# [Directions for this task]
Give back the full data, unchanged and complete.

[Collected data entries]
= Beginning of Section =
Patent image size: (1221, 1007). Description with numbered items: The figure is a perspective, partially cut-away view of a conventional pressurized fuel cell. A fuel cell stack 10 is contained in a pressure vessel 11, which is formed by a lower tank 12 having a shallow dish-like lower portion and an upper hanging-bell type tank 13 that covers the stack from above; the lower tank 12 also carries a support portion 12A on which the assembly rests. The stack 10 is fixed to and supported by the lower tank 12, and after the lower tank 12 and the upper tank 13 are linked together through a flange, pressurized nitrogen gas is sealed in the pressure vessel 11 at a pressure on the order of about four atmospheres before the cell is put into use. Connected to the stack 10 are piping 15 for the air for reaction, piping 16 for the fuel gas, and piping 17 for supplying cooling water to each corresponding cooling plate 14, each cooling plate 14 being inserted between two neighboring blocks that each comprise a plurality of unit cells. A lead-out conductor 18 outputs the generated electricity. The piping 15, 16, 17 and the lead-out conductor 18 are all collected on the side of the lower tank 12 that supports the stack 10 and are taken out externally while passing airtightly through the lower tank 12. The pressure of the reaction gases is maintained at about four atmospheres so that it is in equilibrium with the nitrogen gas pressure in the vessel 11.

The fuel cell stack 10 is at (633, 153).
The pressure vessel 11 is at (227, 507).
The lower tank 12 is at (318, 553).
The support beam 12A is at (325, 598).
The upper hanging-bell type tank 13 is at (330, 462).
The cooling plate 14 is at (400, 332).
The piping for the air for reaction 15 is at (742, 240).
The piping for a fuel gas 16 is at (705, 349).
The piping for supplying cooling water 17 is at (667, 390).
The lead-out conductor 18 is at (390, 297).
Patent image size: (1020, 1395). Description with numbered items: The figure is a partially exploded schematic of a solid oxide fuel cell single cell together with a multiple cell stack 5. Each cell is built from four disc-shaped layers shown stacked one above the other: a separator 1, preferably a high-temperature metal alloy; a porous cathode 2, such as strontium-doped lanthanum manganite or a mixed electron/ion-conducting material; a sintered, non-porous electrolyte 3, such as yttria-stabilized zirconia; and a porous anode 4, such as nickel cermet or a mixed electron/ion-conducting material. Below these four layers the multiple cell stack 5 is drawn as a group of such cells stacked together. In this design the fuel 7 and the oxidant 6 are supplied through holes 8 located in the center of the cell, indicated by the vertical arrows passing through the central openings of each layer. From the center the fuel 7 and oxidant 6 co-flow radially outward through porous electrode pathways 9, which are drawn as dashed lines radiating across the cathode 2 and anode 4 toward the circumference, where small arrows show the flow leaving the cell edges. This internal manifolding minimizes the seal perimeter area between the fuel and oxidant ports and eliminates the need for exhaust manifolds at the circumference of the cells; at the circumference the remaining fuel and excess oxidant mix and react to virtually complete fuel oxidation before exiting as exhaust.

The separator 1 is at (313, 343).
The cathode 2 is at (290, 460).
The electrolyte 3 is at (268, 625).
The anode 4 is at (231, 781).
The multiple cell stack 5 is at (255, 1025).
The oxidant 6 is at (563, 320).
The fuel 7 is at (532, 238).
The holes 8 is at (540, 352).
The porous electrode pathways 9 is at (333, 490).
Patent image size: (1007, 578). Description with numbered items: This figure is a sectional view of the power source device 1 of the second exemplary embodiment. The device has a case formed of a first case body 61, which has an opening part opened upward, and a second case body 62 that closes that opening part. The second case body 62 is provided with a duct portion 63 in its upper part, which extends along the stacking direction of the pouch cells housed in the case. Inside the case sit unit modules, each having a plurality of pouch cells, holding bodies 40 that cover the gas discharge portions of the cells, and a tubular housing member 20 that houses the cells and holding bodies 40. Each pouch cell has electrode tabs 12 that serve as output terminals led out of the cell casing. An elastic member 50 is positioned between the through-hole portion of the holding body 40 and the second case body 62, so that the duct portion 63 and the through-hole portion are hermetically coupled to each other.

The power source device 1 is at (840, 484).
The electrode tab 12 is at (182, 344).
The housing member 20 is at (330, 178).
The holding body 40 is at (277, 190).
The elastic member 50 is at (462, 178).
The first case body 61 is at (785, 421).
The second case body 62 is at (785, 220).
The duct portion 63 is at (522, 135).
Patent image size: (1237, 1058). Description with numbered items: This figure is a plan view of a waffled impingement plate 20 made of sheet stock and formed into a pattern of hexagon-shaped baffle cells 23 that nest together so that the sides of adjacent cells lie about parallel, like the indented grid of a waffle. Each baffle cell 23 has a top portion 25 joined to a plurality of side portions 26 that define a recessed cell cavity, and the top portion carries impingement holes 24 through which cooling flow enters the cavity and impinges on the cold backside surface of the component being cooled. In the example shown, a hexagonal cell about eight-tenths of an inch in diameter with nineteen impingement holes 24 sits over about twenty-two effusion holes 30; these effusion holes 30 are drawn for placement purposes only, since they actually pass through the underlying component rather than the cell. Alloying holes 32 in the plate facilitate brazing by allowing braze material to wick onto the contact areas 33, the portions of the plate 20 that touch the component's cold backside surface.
= End of Section =
# [Exercise output]
Patent image size: (1221, 1007). Description with numbered items: The figure is a perspective, partially cut-away view of a conventional pressurized fuel cell. A fuel cell stack 10 is contained in a pressure vessel 11, which is formed by a lower tank 12 having a shallow dish-like lower portion and an upper hanging-bell type tank 13 that covers the stack from above; the lower tank 12 also carries a support portion 12A on which the assembly rests. The stack 10 is fixed to and supported by the lower tank 12, and after the lower tank 12 and the upper tank 13 are linked together through a flange, pressurized nitrogen gas is sealed in the pressure vessel 11 at a pressure on the order of about four atmospheres before the cell is put into use. Connected to the stack 10 are piping 15 for the air for reaction, piping 16 for the fuel gas, and piping 17 for supplying cooling water to each corresponding cooling plate 14, each cooling plate 14 being inserted between two neighboring blocks that each comprise a plurality of unit cells. A lead-out conductor 18 outputs the generated electricity. The piping 15, 16, 17 and the lead-out conductor 18 are all collected on the side of the lower tank 12 that supports the stack 10 and are taken out externally while passing airtightly through the lower tank 12. The pressure of the reaction gases is maintained at about four atmospheres so that it is in equilibrium with the nitrogen gas pressure in the vessel 11.

The fuel cell stack 10 is at (633, 153).
The pressure vessel 11 is at (227, 507).
The lower tank 12 is at (318, 553).
The support beam 12A is at (325, 598).
The upper hanging-bell type tank 13 is at (330, 462).
The cooling plate 14 is at (400, 332).
The piping for the air for reaction 15 is at (742, 240).
The piping for a fuel gas 16 is at (705, 349).
The piping for supplying cooling water 17 is at (667, 390).
The lead-out conductor 18 is at (390, 297).
Patent image size: (1020, 1395). Description with numbered items: The figure is a partially exploded schematic of a solid oxide fuel cell single cell together with a multiple cell stack 5. Each cell is built from four disc-shaped layers shown stacked one above the other: a separator 1, preferably a high-temperature metal alloy; a porous cathode 2, such as strontium-doped lanthanum manganite or a mixed electron/ion-conducting material; a sintered, non-porous electrolyte 3, such as yttria-stabilized zirconia; and a porous anode 4, such as nickel cermet or a mixed electron/ion-conducting material. Below these four layers the multiple cell stack 5 is drawn as a group of such cells stacked together. In this design the fuel 7 and the oxidant 6 are supplied through holes 8 located in the center of the cell, indicated by the vertical arrows passing through the central openings of each layer. From the center the fuel 7 and oxidant 6 co-flow radially outward through porous electrode pathways 9, which are drawn as dashed lines radiating across the cathode 2 and anode 4 toward the circumference, where small arrows show the flow leaving the cell edges. This internal manifolding minimizes the seal perimeter area between the fuel and oxidant ports and eliminates the need for exhaust manifolds at the circumference of the cells; at the circumference the remaining fuel and excess oxidant mix and react to virtually complete fuel oxidation before exiting as exhaust.

The separator 1 is at (313, 343).
The cathode 2 is at (290, 460).
The electrolyte 3 is at (268, 625).
The anode 4 is at (231, 781).
The multiple cell stack 5 is at (255, 1025).
The oxidant 6 is at (563, 320).
The fuel 7 is at (532, 238).
The holes 8 is at (540, 352).
The porous electrode pathways 9 is at (333, 490).
Patent image size: (1007, 578). Description with numbered items: This figure is a sectional view of the power source device 1 of the second exemplary embodiment. The device has a case formed of a first case body 61, which has an opening part opened upward, and a second case body 62 that closes that opening part. The second case body 62 is provided with a duct portion 63 in its upper part, which extends along the stacking direction of the pouch cells housed in the case. Inside the case sit unit modules, each having a plurality of pouch cells, holding bodies 40 that cover the gas discharge portions of the cells, and a tubular housing member 20 that houses the cells and holding bodies 40. Each pouch cell has electrode tabs 12 that serve as output terminals led out of the cell casing. An elastic member 50 is positioned between the through-hole portion of the holding body 40 and the second case body 62, so that the duct portion 63 and the through-hole portion are hermetically coupled to each other.

The power source device 1 is at (840, 484).
The electrode tab 12 is at (182, 344).
The housing member 20 is at (330, 178).
The holding body 40 is at (277, 190).
The elastic member 50 is at (462, 178).
The first case body 61 is at (785, 421).
The second case body 62 is at (785, 220).
The duct portion 63 is at (522, 135).
Patent image size: (1237, 1058). Description with numbered items: This figure is a plan view of a waffled impingement plate 20 made of sheet stock and formed into a pattern of hexagon-shaped baffle cells 23 that nest together so that the sides of adjacent cells lie about parallel, like the indented grid of a waffle. Each baffle cell 23 has a top portion 25 joined to a plurality of side portions 26 that define a recessed cell cavity, and the top portion carries impingement holes 24 through which cooling flow enters the cavity and impinges on the cold backside surface of the component being cooled. In the example shown, a hexagonal cell about eight-tenths of an inch in diameter with nineteen impingement holes 24 sits over about twenty-two effusion holes 30; these effusion holes 30 are drawn for placement purposes only, since they actually pass through the underlying component rather than the cell. Alloying holes 32 in the plate facilitate brazing by allowing braze material to wick onto the contact areas 33, the portions of the plate 20 that touch the component's cold backside surface.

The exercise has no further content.